**SHORT PROBLEM**
Every line below that holds the string "with" should be copied out.

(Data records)
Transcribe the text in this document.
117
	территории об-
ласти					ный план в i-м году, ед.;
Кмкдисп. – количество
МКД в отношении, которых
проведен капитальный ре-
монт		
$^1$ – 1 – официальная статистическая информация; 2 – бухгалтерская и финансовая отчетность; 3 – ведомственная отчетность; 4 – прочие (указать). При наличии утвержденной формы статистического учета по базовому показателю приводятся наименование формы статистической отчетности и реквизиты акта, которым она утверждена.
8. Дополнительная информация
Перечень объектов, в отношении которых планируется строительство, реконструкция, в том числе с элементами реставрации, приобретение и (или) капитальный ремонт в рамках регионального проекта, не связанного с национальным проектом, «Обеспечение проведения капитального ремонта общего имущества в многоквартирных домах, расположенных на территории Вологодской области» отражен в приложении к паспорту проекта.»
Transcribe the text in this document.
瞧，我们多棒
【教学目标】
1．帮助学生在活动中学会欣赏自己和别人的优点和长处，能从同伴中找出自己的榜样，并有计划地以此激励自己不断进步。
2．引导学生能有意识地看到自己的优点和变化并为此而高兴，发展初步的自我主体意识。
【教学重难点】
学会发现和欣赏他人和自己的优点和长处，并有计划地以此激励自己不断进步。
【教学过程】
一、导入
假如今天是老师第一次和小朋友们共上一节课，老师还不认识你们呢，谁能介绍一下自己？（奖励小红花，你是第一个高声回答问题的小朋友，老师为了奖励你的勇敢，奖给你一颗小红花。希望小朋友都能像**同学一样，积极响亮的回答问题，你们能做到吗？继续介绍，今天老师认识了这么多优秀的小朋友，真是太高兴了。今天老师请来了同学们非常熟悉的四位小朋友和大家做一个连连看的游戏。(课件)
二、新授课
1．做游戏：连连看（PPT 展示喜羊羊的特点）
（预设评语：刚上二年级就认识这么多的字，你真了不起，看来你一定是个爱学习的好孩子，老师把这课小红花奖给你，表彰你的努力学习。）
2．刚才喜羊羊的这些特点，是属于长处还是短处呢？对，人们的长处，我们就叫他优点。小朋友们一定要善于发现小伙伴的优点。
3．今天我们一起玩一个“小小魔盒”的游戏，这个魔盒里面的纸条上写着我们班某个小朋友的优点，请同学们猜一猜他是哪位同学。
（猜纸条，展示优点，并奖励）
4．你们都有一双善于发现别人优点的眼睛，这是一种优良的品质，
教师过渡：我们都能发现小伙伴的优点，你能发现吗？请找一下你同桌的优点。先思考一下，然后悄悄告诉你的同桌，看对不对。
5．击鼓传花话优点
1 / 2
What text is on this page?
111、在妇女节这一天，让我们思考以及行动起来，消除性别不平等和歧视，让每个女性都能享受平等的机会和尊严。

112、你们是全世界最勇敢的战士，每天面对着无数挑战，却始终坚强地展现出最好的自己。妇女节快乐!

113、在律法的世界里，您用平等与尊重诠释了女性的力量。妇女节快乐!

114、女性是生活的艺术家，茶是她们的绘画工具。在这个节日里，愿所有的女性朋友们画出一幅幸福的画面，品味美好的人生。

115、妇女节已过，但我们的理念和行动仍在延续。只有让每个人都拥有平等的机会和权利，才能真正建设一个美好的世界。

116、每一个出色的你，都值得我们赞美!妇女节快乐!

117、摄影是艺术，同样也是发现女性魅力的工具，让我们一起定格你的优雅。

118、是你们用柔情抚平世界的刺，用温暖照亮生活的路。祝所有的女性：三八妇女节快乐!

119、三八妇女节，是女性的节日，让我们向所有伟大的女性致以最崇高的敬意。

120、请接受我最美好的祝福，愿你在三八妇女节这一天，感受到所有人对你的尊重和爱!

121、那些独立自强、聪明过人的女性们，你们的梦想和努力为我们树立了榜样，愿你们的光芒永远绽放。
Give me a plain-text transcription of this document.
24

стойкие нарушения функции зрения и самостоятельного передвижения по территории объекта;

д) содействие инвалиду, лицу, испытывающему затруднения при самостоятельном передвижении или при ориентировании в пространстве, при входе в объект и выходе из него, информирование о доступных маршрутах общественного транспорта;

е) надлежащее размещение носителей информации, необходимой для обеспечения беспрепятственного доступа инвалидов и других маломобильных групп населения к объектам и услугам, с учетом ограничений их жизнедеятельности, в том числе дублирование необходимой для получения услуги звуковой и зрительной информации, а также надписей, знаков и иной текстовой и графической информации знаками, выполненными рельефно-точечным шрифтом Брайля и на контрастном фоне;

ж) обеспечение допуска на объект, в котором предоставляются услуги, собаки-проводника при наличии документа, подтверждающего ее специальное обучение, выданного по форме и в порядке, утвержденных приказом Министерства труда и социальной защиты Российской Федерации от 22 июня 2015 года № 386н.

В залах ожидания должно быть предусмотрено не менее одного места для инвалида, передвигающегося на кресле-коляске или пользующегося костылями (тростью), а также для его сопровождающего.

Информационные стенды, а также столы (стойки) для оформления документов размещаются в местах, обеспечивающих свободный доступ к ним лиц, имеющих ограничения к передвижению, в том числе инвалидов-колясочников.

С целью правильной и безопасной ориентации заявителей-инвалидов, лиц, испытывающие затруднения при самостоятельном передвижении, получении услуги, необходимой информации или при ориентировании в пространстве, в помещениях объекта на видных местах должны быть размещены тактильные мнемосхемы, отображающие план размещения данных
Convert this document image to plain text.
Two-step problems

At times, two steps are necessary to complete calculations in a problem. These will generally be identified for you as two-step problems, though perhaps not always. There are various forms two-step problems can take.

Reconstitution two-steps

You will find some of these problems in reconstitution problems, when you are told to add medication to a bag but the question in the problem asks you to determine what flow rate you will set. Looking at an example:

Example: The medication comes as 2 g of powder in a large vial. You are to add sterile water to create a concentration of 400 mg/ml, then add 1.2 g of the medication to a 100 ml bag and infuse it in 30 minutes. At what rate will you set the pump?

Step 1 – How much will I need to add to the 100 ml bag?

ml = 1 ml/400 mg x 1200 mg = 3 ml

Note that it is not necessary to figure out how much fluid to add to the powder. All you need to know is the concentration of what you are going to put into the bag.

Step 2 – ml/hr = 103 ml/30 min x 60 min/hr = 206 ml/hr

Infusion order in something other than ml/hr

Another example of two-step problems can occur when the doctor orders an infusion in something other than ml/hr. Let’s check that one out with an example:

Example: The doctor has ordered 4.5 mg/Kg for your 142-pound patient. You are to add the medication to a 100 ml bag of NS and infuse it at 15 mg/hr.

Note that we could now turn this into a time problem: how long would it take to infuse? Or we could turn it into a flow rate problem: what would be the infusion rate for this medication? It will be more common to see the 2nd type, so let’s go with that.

**OUTPUT OF THE EXERCISE**
Another example of two-step problems can occur when the doctor orders an infusion in something other than ml/hr. Let’s check that one out with an example:
Note that we could now turn this into a time problem: how long would it take to infuse? Or we could turn it into a flow rate problem: what would be the infusion rate for this medication? It will be more common to see the 2nd type, so let’s go with that.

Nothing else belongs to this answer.